-- start Records supplied --
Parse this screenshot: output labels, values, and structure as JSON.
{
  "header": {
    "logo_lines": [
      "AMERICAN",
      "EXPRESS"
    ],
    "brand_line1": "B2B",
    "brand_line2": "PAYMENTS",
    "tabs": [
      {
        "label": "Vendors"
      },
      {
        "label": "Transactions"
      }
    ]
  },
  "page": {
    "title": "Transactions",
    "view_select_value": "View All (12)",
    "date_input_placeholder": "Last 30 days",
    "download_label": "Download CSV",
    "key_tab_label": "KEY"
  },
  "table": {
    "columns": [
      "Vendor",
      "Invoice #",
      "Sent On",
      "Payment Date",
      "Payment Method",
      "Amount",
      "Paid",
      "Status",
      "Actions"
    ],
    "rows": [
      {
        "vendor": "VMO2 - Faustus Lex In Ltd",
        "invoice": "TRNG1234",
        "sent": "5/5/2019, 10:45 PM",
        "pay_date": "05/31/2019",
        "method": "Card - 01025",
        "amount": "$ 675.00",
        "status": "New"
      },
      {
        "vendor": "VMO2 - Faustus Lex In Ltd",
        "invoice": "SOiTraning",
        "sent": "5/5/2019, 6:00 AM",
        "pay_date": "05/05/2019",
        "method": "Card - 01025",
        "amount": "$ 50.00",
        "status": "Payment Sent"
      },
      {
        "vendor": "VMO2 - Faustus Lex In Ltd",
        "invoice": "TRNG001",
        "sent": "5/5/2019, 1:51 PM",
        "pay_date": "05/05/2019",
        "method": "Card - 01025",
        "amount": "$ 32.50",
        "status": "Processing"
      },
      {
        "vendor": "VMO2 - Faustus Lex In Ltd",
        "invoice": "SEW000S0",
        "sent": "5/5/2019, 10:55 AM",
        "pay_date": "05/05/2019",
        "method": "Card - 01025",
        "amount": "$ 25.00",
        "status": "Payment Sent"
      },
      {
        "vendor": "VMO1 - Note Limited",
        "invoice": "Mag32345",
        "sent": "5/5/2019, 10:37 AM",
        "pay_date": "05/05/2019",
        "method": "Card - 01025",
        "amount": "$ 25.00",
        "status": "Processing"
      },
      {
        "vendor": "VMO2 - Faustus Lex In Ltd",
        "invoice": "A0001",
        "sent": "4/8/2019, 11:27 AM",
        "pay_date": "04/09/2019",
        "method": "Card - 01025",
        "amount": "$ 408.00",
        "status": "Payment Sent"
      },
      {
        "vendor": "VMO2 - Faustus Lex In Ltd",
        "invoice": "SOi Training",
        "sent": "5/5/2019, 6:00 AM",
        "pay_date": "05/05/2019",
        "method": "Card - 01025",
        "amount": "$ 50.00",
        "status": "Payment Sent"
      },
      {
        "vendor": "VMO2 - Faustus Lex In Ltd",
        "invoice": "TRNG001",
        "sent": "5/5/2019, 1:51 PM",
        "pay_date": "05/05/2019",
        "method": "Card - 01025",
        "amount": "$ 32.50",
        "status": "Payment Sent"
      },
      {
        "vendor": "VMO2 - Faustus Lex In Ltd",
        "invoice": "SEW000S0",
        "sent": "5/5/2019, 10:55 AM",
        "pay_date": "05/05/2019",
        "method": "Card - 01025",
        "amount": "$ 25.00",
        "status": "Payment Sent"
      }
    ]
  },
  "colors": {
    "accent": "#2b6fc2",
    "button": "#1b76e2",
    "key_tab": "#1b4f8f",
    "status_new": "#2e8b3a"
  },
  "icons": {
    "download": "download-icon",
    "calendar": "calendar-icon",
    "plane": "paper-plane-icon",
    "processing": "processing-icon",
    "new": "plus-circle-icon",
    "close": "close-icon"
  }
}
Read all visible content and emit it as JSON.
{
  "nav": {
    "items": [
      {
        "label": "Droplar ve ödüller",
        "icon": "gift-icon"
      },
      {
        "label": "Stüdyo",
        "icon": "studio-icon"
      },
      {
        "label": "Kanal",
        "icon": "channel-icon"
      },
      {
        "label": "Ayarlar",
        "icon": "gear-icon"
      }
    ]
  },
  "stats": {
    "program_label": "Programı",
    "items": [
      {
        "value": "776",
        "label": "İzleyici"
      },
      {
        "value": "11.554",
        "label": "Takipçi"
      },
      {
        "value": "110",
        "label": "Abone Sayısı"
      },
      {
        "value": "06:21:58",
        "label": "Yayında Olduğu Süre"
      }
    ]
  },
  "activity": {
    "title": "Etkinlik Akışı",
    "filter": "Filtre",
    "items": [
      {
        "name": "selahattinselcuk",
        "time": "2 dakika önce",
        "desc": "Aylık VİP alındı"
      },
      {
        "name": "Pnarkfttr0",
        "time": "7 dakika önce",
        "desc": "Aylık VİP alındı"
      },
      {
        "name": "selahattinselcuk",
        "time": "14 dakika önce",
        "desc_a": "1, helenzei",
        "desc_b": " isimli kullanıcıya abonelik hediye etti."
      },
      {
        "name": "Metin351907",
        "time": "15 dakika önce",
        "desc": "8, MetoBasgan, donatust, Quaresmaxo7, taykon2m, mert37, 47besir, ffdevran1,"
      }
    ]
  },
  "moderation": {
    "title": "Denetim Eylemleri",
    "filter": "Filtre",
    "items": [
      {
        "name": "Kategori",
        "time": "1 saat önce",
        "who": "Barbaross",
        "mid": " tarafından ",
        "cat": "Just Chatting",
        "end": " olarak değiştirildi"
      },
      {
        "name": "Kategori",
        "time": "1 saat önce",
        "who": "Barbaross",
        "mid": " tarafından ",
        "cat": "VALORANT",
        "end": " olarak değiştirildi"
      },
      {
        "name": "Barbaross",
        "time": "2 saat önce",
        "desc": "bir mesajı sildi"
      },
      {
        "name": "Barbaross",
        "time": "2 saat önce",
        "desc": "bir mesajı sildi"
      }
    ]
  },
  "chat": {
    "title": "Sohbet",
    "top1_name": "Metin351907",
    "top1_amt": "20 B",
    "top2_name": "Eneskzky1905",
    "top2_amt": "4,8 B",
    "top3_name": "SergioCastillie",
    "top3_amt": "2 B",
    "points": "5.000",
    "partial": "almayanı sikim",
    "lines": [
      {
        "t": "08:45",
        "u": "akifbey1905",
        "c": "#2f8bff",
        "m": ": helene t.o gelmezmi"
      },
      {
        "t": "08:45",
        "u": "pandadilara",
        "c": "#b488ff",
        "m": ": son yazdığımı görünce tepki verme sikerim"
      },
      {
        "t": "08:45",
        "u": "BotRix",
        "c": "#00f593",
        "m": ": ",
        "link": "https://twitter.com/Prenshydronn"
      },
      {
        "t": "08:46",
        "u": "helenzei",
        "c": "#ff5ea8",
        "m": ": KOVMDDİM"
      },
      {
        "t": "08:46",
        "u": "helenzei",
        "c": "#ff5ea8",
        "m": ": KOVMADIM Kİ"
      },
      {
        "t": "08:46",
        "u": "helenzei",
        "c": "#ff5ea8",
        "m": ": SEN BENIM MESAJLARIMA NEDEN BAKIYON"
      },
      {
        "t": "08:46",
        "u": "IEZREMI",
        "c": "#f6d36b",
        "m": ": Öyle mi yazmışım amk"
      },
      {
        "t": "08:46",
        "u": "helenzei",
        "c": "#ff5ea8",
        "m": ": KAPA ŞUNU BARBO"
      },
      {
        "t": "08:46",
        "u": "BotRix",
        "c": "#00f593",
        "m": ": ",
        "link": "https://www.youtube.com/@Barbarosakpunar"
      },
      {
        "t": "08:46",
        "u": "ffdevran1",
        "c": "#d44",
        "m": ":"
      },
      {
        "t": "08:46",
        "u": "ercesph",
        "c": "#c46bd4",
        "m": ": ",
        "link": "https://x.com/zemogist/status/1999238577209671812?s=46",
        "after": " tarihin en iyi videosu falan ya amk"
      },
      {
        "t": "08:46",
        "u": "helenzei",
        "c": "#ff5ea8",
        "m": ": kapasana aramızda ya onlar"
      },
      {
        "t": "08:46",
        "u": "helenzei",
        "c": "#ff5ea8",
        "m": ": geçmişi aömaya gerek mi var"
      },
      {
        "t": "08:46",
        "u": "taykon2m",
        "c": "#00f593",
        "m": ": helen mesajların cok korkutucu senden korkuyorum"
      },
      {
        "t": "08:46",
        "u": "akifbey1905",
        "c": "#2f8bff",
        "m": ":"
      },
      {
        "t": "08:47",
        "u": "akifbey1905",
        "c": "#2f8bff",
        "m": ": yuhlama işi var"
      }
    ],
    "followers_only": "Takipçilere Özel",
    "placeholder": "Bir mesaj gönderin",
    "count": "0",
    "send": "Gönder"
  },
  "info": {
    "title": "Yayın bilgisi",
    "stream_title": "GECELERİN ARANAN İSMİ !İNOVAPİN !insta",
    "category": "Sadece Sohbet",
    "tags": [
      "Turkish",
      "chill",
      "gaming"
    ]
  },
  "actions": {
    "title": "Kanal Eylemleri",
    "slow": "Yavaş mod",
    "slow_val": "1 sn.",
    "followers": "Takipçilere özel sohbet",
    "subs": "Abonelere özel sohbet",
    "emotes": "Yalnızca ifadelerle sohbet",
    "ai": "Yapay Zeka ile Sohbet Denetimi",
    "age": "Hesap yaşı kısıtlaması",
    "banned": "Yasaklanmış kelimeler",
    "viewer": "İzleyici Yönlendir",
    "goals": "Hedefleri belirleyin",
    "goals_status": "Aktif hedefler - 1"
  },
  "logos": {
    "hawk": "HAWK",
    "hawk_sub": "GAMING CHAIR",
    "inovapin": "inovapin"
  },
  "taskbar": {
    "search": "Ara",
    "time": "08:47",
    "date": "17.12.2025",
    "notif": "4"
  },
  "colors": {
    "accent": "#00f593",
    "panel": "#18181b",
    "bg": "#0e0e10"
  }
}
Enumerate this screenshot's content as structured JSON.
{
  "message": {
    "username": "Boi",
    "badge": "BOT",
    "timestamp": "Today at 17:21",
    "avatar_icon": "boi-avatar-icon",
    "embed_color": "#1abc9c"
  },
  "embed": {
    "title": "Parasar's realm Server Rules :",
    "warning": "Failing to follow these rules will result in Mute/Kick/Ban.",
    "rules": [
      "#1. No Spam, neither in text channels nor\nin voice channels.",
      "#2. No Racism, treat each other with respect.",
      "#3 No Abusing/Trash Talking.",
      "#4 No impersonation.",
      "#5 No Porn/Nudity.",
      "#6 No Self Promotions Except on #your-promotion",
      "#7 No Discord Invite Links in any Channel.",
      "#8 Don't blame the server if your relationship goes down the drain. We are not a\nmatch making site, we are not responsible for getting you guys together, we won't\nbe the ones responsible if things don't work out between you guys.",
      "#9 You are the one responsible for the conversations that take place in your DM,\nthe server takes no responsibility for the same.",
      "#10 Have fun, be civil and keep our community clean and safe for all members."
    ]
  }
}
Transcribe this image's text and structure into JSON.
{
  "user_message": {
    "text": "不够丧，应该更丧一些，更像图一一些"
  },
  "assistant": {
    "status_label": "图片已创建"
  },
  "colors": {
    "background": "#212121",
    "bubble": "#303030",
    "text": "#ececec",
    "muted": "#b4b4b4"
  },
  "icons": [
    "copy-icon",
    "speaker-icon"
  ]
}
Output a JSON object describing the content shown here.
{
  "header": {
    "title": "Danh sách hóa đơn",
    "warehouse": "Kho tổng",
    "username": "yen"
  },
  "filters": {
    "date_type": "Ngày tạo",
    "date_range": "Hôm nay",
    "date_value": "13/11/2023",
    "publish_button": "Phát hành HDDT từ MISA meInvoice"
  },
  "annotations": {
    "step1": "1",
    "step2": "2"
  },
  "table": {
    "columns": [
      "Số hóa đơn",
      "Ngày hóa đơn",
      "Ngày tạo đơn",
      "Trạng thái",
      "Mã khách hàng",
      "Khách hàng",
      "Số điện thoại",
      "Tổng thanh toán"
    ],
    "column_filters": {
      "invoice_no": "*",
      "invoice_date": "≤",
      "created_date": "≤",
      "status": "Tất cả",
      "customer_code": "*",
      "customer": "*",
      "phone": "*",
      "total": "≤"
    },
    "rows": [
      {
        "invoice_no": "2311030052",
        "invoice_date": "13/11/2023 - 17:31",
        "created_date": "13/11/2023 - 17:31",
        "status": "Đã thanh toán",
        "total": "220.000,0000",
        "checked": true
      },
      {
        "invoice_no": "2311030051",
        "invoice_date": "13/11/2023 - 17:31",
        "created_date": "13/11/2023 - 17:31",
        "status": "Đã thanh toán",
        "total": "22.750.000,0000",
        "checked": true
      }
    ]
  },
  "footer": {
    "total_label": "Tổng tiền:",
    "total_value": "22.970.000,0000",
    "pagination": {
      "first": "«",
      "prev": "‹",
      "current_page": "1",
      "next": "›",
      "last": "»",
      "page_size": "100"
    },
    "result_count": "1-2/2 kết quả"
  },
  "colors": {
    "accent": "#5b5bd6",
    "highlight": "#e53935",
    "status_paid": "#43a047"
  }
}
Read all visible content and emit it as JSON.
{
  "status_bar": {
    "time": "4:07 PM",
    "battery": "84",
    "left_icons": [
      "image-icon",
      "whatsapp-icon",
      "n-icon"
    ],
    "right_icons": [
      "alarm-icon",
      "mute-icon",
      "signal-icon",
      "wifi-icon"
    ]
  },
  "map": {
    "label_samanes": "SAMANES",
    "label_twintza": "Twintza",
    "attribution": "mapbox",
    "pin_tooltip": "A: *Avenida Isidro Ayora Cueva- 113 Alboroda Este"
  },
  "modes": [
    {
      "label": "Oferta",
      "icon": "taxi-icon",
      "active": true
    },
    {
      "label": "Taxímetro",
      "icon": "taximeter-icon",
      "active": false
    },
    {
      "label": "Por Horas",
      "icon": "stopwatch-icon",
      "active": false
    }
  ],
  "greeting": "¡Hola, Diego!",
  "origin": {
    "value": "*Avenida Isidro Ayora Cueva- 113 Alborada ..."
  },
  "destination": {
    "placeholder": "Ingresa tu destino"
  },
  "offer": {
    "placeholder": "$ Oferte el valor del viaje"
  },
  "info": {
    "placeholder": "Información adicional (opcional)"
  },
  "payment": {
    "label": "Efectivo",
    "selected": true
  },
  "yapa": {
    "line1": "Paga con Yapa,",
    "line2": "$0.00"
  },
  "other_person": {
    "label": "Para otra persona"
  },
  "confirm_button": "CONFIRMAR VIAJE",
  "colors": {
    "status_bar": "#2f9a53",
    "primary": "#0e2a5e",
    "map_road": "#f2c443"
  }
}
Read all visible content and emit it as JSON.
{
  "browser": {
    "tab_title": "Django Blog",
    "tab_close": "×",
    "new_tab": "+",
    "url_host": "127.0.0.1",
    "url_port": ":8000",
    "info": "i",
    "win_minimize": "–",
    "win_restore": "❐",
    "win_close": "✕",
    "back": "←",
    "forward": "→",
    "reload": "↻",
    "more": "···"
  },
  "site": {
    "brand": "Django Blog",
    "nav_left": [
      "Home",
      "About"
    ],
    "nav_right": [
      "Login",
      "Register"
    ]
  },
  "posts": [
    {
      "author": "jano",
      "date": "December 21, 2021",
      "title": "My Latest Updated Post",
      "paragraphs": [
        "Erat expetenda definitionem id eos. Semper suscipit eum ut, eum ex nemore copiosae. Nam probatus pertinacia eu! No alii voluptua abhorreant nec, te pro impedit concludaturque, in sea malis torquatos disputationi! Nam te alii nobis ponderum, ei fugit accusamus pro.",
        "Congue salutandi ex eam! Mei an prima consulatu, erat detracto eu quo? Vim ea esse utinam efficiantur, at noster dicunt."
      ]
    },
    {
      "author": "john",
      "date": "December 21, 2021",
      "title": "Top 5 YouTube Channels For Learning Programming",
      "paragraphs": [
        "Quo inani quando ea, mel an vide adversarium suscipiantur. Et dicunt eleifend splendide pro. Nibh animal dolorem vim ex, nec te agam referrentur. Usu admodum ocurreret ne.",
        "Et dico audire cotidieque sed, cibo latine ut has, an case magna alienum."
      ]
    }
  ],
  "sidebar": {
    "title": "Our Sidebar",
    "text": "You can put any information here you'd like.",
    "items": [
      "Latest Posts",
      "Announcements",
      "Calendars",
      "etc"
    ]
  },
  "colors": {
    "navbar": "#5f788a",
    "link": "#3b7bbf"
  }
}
-- end Records supplied --
Scan the records above for the string "this", then select every line that holds it.

Parse this screenshot: output labels, values, and structure as JSON.
Enumerate this screenshot's content as structured JSON.
Transcribe this image's text and structure into JSON.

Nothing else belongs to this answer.